Information supplied:
-- Begin --
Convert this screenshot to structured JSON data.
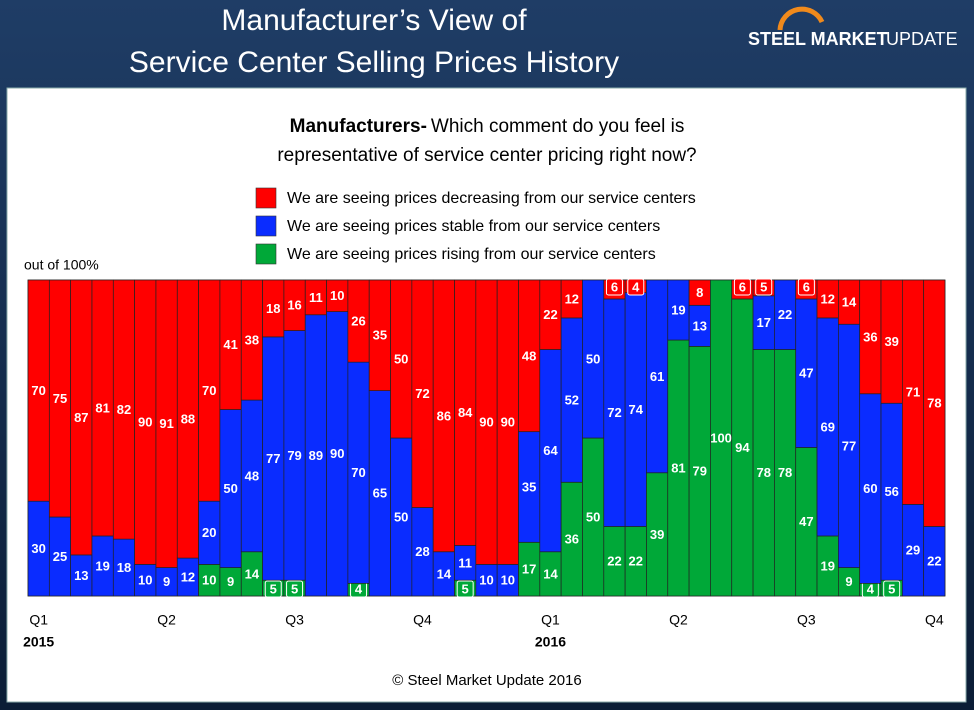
{
  "chart_data": {
    "type": "stacked_bar",
    "title": [
      "Manufacturer’s View of",
      "Service Center Selling Prices History"
    ],
    "logo_bold": "STEEL MARKET",
    "logo_light": "UPDATE",
    "subtitle_bold": "Manufacturers-",
    "subtitle_lines": [
      "Which comment do you feel is",
      "representative of service center pricing right now?"
    ],
    "y_label": "out of 100%",
    "footer": "© Steel Market Update 2016",
    "categories": [
      "Q1",
      null,
      null,
      null,
      null,
      null,
      "Q2",
      null,
      null,
      null,
      null,
      null,
      "Q3",
      null,
      null,
      null,
      null,
      null,
      "Q4",
      null,
      null,
      null,
      null,
      null,
      "Q1",
      null,
      null,
      null,
      null,
      null,
      "Q2",
      null,
      null,
      null,
      null,
      null,
      "Q3",
      null,
      null,
      null,
      null,
      null,
      "Q4"
    ],
    "years": [
      "2015",
      "2016"
    ],
    "ylim": [
      0,
      100
    ],
    "series": [
      {
        "name": "We are seeing prices decreasing from our service centers",
        "color": "#ff0000",
        "values": [
          70,
          75,
          87,
          81,
          82,
          90,
          91,
          88,
          70,
          41,
          38,
          18,
          16,
          11,
          10,
          26,
          35,
          50,
          72,
          86,
          84,
          90,
          90,
          48,
          22,
          12,
          0,
          6,
          4,
          0,
          0,
          8,
          0,
          6,
          5,
          0,
          6,
          12,
          14,
          36,
          39,
          71,
          78
        ]
      },
      {
        "name": "We are seeing prices stable from our service centers",
        "color": "#0a2cff",
        "values": [
          30,
          25,
          13,
          19,
          18,
          10,
          9,
          12,
          20,
          50,
          48,
          77,
          79,
          89,
          90,
          70,
          65,
          50,
          28,
          14,
          11,
          10,
          10,
          35,
          64,
          52,
          50,
          72,
          74,
          61,
          19,
          13,
          0,
          0,
          17,
          22,
          47,
          69,
          77,
          60,
          56,
          29,
          22
        ]
      },
      {
        "name": "We are seeing prices rising from our service centers",
        "color": "#00a838",
        "values": [
          0,
          0,
          0,
          0,
          0,
          0,
          0,
          0,
          10,
          9,
          14,
          5,
          5,
          0,
          0,
          4,
          0,
          0,
          0,
          0,
          5,
          0,
          0,
          17,
          14,
          36,
          50,
          22,
          22,
          39,
          81,
          79,
          100,
          94,
          78,
          78,
          47,
          19,
          9,
          4,
          5,
          0,
          0
        ]
      }
    ]
  }
}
-- End --
Objective: Return each line exactly as written. Any picture gets left out.

Exercise output:
Convert this screenshot to structured JSON data.
{
  "chart_data": {
    "type": "stacked_bar",
    "title": [
      "Manufacturer’s View of",
      "Service Center Selling Prices History"
    ],
    "logo_bold": "STEEL MARKET",
    "logo_light": "UPDATE",
    "subtitle_bold": "Manufacturers-",
    "subtitle_lines": [
      "Which comment do you feel is",
      "representative of service center pricing right now?"
    ],
    "y_label": "out of 100%",
    "footer": "© Steel Market Update 2016",
    "categories": [
      "Q1",
      null,
      null,
      null,
      null,
      null,
      "Q2",
      null,
      null,
      null,
      null,
      null,
      "Q3",
      null,
      null,
      null,
      null,
      null,
      "Q4",
      null,
      null,
      null,
      null,
      null,
      "Q1",
      null,
      null,
      null,
      null,
      null,
      "Q2",
      null,
      null,
      null,
      null,
      null,
      "Q3",
      null,
      null,
      null,
      null,
      null,
      "Q4"
    ],
    "years": [
      "2015",
      "2016"
    ],
    "ylim": [
      0,
      100
    ],
    "series": [
      {
        "name": "We are seeing prices decreasing from our service centers",
        "color": "#ff0000",
        "values": [
          70,
          75,
          87,
          81,
          82,
          90,
          91,
          88,
          70,
          41,
          38,
          18,
          16,
          11,
          10,
          26,
          35,
          50,
          72,
          86,
          84,
          90,
          90,
          48,
          22,
          12,
          0,
          6,
          4,
          0,
          0,
          8,
          0,
          6,
          5,
          0,
          6,
          12,
          14,
          36,
          39,
          71,
          78
        ]
      },
      {
        "name": "We are seeing prices stable from our service centers",
        "color": "#0a2cff",
        "values": [
          30,
          25,
          13,
          19,
          18,
          10,
          9,
          12,
          20,
          50,
          48,
          77,
          79,
          89,
          90,
          70,
          65,
          50,
          28,
          14,
          11,
          10,
          10,
          35,
          64,
          52,
          50,
          72,
          74,
          61,
          19,
          13,
          0,
          0,
          17,
          22,
          47,
          69,
          77,
          60,
          56,
          29,
          22
        ]
      },
      {
        "name": "We are seeing prices rising from our service centers",
        "color": "#00a838",
        "values": [
          0,
          0,
          0,
          0,
          0,
          0,
          0,
          0,
          10,
          9,
          14,
          5,
          5,
          0,
          0,
          4,
          0,
          0,
          0,
          0,
          5,
          0,
          0,
          17,
          14,
          36,
          50,
          22,
          22,
          39,
          81,
          79,
          100,
          94,
          78,
          78,
          47,
          19,
          9,
          4,
          5,
          0,
          0
        ]
      }
    ]
  }
}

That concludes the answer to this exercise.